Scan the data for lines with "active" and report the count by itself.
#### Extracted records
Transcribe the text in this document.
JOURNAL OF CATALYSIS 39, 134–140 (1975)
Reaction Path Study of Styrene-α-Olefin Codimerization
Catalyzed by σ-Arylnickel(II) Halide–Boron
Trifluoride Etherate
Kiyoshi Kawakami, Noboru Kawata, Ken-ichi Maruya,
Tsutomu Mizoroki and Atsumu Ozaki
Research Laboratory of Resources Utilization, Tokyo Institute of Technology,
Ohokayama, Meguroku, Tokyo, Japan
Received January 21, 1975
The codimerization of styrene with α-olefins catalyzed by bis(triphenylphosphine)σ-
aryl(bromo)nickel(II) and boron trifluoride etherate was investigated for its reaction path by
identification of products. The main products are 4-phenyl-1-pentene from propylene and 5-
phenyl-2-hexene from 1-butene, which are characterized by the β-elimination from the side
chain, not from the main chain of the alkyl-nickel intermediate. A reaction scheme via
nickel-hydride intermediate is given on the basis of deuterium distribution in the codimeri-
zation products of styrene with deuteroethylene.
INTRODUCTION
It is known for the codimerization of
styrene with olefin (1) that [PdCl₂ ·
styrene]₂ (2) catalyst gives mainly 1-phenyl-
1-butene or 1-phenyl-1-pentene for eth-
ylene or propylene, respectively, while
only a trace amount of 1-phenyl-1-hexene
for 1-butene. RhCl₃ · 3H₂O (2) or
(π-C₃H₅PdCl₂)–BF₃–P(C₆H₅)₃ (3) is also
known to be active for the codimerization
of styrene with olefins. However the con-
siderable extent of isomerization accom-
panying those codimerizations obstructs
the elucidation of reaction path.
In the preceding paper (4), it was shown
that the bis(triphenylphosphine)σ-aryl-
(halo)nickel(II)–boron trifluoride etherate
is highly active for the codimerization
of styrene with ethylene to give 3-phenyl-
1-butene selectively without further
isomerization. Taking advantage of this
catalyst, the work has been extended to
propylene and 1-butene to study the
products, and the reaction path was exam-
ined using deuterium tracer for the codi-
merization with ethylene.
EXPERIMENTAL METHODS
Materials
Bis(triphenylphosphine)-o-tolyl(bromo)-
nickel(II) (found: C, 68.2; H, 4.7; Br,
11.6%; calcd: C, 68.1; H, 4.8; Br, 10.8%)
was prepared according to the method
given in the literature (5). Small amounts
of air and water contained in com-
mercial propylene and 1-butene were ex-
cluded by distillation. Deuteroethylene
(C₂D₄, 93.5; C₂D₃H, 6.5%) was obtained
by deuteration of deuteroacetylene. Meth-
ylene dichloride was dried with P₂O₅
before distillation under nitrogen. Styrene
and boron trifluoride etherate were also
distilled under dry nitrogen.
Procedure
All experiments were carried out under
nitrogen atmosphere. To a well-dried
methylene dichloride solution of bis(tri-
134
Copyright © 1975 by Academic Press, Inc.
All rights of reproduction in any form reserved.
########
## In response
2